Given task: Here are some records. Copy each one exactly.

Excerpted data:
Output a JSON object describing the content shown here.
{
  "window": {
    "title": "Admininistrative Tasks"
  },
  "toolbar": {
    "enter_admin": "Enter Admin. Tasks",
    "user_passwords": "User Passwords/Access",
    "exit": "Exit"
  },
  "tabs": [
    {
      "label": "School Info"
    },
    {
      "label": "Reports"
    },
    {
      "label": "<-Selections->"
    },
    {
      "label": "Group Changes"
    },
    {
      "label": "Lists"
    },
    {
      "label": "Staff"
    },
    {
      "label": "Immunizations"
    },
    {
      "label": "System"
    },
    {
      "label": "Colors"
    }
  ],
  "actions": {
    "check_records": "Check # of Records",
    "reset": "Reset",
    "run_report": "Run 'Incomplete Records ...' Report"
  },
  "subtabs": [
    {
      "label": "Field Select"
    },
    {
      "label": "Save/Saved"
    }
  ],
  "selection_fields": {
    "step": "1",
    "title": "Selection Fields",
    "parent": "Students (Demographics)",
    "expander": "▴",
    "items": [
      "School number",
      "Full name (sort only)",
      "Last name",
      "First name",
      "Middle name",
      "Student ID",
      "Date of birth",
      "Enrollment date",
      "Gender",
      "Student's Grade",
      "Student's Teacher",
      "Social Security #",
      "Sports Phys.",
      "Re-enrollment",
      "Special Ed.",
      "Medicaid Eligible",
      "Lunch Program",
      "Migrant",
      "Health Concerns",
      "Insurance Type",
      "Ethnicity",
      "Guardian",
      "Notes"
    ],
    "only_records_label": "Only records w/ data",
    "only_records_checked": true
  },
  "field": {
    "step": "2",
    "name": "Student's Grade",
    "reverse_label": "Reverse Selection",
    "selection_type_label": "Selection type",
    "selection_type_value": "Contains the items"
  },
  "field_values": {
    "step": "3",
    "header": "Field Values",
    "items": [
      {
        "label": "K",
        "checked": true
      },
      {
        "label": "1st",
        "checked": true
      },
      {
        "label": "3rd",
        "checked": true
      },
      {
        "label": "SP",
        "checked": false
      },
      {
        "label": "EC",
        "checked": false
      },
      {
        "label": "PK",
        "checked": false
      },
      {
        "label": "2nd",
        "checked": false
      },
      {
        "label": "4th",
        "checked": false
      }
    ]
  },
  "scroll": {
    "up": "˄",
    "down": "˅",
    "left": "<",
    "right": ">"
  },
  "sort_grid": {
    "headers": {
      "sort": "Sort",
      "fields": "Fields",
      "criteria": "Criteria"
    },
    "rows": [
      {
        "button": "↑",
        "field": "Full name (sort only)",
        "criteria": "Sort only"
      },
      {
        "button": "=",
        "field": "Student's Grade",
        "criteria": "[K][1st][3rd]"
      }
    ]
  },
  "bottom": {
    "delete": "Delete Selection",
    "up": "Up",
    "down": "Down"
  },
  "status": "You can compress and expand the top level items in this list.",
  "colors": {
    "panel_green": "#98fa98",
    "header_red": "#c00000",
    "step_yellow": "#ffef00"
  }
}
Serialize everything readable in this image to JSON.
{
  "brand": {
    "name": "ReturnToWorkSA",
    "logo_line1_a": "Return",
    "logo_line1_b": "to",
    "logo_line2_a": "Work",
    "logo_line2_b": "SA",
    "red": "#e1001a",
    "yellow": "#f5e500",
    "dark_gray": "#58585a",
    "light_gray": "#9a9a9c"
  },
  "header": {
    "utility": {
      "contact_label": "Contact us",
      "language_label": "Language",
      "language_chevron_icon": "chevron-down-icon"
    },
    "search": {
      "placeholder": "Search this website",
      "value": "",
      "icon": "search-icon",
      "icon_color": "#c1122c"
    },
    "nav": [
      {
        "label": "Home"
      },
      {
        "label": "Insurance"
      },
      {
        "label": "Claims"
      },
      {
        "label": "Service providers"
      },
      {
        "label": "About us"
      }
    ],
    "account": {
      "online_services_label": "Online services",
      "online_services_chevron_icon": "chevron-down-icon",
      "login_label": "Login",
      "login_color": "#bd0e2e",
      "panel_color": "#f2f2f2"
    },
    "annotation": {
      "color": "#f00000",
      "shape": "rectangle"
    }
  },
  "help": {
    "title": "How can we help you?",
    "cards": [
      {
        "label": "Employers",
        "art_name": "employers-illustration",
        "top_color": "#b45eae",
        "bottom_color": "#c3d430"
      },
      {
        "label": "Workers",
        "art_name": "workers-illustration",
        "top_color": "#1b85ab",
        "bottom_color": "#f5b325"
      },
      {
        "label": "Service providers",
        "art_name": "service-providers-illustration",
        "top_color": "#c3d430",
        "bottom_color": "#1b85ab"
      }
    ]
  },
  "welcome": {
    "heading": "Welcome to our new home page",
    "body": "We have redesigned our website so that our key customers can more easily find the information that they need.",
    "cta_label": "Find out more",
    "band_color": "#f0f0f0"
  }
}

Solution to this exercise:
Output a JSON object describing the content shown here.
{
  "window": {
    "title": "Admininistrative Tasks"
  },
  "toolbar": {
    "enter_admin": "Enter Admin. Tasks",
    "user_passwords": "User Passwords/Access",
    "exit": "Exit"
  },
  "tabs": [
    {
      "label": "School Info"
    },
    {
      "label": "Reports"
    },
    {
      "label": "<-Selections->"
    },
    {
      "label": "Group Changes"
    },
    {
      "label": "Lists"
    },
    {
      "label": "Staff"
    },
    {
      "label": "Immunizations"
    },
    {
      "label": "System"
    },
    {
      "label": "Colors"
    }
  ],
  "actions": {
    "check_records": "Check # of Records",
    "reset": "Reset",
    "run_report": "Run 'Incomplete Records ...' Report"
  },
  "subtabs": [
    {
      "label": "Field Select"
    },
    {
      "label": "Save/Saved"
    }
  ],
  "selection_fields": {
    "step": "1",
    "title": "Selection Fields",
    "parent": "Students (Demographics)",
    "expander": "▴",
    "items": [
      "School number",
      "Full name (sort only)",
      "Last name",
      "First name",
      "Middle name",
      "Student ID",
      "Date of birth",
      "Enrollment date",
      "Gender",
      "Student's Grade",
      "Student's Teacher",
      "Social Security #",
      "Sports Phys.",
      "Re-enrollment",
      "Special Ed.",
      "Medicaid Eligible",
      "Lunch Program",
      "Migrant",
      "Health Concerns",
      "Insurance Type",
      "Ethnicity",
      "Guardian",
      "Notes"
    ],
    "only_records_label": "Only records w/ data",
    "only_records_checked": true
  },
  "field": {
    "step": "2",
    "name": "Student's Grade",
    "reverse_label": "Reverse Selection",
    "selection_type_label": "Selection type",
    "selection_type_value": "Contains the items"
  },
  "field_values": {
    "step": "3",
    "header": "Field Values",
    "items": [
      {
        "label": "K",
        "checked": true
      },
      {
        "label": "1st",
        "checked": true
      },
      {
        "label": "3rd",
        "checked": true
      },
      {
        "label": "SP",
        "checked": false
      },
      {
        "label": "EC",
        "checked": false
      },
      {
        "label": "PK",
        "checked": false
      },
      {
        "label": "2nd",
        "checked": false
      },
      {
        "label": "4th",
        "checked": false
      }
    ]
  },
  "scroll": {
    "up": "˄",
    "down": "˅",
    "left": "<",
    "right": ">"
  },
  "sort_grid": {
    "headers": {
      "sort": "Sort",
      "fields": "Fields",
      "criteria": "Criteria"
    },
    "rows": [
      {
        "button": "↑",
        "field": "Full name (sort only)",
        "criteria": "Sort only"
      },
      {
        "button": "=",
        "field": "Student's Grade",
        "criteria": "[K][1st][3rd]"
      }
    ]
  },
  "bottom": {
    "delete": "Delete Selection",
    "up": "Up",
    "down": "Down"
  },
  "status": "You can compress and expand the top level items in this list.",
  "colors": {
    "panel_green": "#98fa98",
    "header_red": "#c00000",
    "step_yellow": "#ffef00"
  }
}
Serialize everything readable in this image to JSON.
{
  "brand": {
    "name": "ReturnToWorkSA",
    "logo_line1_a": "Return",
    "logo_line1_b": "to",
    "logo_line2_a": "Work",
    "logo_line2_b": "SA",
    "red": "#e1001a",
    "yellow": "#f5e500",
    "dark_gray": "#58585a",
    "light_gray": "#9a9a9c"
  },
  "header": {
    "utility": {
      "contact_label": "Contact us",
      "language_label": "Language",
      "language_chevron_icon": "chevron-down-icon"
    },
    "search": {
      "placeholder": "Search this website",
      "value": "",
      "icon": "search-icon",
      "icon_color": "#c1122c"
    },
    "nav": [
      {
        "label": "Home"
      },
      {
        "label": "Insurance"
      },
      {
        "label": "Claims"
      },
      {
        "label": "Service providers"
      },
      {
        "label": "About us"
      }
    ],
    "account": {
      "online_services_label": "Online services",
      "online_services_chevron_icon": "chevron-down-icon",
      "login_label": "Login",
      "login_color": "#bd0e2e",
      "panel_color": "#f2f2f2"
    },
    "annotation": {
      "color": "#f00000",
      "shape": "rectangle"
    }
  },
  "help": {
    "title": "How can we help you?",
    "cards": [
      {
        "label": "Employers",
        "art_name": "employers-illustration",
        "top_color": "#b45eae",
        "bottom_color": "#c3d430"
      },
      {
        "label": "Workers",
        "art_name": "workers-illustration",
        "top_color": "#1b85ab",
        "bottom_color": "#f5b325"
      },
      {
        "label": "Service providers",
        "art_name": "service-providers-illustration",
        "top_color": "#c3d430",
        "bottom_color": "#1b85ab"
      }
    ]
  },
  "welcome": {
    "heading": "Welcome to our new home page",
    "body": "We have redesigned our website so that our key customers can more easily find the information that they need.",
    "cta_label": "Find out more",
    "band_color": "#f0f0f0"
  }
}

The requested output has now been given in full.